--- start RECORDS SUPPLIED ---
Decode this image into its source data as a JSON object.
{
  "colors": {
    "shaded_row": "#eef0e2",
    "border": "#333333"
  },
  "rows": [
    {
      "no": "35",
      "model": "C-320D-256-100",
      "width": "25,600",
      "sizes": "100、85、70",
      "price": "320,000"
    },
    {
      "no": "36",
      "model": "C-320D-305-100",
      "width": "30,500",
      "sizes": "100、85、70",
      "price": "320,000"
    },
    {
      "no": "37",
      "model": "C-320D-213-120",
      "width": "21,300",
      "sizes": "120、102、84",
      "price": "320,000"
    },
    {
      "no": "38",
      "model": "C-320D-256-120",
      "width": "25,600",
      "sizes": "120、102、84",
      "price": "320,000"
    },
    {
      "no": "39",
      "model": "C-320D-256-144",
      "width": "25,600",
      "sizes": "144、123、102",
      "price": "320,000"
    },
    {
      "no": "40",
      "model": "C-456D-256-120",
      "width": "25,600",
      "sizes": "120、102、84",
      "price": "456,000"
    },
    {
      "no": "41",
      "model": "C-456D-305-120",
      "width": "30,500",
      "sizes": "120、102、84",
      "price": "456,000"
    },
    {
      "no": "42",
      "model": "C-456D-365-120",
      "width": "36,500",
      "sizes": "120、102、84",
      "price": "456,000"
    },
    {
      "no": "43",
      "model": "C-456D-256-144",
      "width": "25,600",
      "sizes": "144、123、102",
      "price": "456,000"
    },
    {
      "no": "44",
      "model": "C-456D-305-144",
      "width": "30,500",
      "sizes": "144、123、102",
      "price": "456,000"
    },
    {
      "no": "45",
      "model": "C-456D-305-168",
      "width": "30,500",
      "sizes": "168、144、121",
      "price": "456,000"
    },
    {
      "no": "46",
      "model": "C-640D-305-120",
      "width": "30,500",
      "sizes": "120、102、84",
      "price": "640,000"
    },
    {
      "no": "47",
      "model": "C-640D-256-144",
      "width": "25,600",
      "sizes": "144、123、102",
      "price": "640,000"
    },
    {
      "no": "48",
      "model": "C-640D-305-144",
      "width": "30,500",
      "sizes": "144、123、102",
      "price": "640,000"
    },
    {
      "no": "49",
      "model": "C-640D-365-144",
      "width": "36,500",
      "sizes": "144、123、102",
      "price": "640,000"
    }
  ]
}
--- end RECORDS SUPPLIED ---
**SET EXERCISE**
Your task is to output the full set of records exactly as presented.

**EXERCISE RESPONSE**
Decode this image into its source data as a JSON object.
{
  "colors": {
    "shaded_row": "#eef0e2",
    "border": "#333333"
  },
  "rows": [
    {
      "no": "35",
      "model": "C-320D-256-100",
      "width": "25,600",
      "sizes": "100、85、70",
      "price": "320,000"
    },
    {
      "no": "36",
      "model": "C-320D-305-100",
      "width": "30,500",
      "sizes": "100、85、70",
      "price": "320,000"
    },
    {
      "no": "37",
      "model": "C-320D-213-120",
      "width": "21,300",
      "sizes": "120、102、84",
      "price": "320,000"
    },
    {
      "no": "38",
      "model": "C-320D-256-120",
      "width": "25,600",
      "sizes": "120、102、84",
      "price": "320,000"
    },
    {
      "no": "39",
      "model": "C-320D-256-144",
      "width": "25,600",
      "sizes": "144、123、102",
      "price": "320,000"
    },
    {
      "no": "40",
      "model": "C-456D-256-120",
      "width": "25,600",
      "sizes": "120、102、84",
      "price": "456,000"
    },
    {
      "no": "41",
      "model": "C-456D-305-120",
      "width": "30,500",
      "sizes": "120、102、84",
      "price": "456,000"
    },
    {
      "no": "42",
      "model": "C-456D-365-120",
      "width": "36,500",
      "sizes": "120、102、84",
      "price": "456,000"
    },
    {
      "no": "43",
      "model": "C-456D-256-144",
      "width": "25,600",
      "sizes": "144、123、102",
      "price": "456,000"
    },
    {
      "no": "44",
      "model": "C-456D-305-144",
      "width": "30,500",
      "sizes": "144、123、102",
      "price": "456,000"
    },
    {
      "no": "45",
      "model": "C-456D-305-168",
      "width": "30,500",
      "sizes": "168、144、121",
      "price": "456,000"
    },
    {
      "no": "46",
      "model": "C-640D-305-120",
      "width": "30,500",
      "sizes": "120、102、84",
      "price": "640,000"
    },
    {
      "no": "47",
      "model": "C-640D-256-144",
      "width": "25,600",
      "sizes": "144、123、102",
      "price": "640,000"
    },
    {
      "no": "48",
      "model": "C-640D-305-144",
      "width": "30,500",
      "sizes": "144、123、102",
      "price": "640,000"
    },
    {
      "no": "49",
      "model": "C-640D-365-144",
      "width": "36,500",
      "sizes": "144、123、102",
      "price": "640,000"
    }
  ]
}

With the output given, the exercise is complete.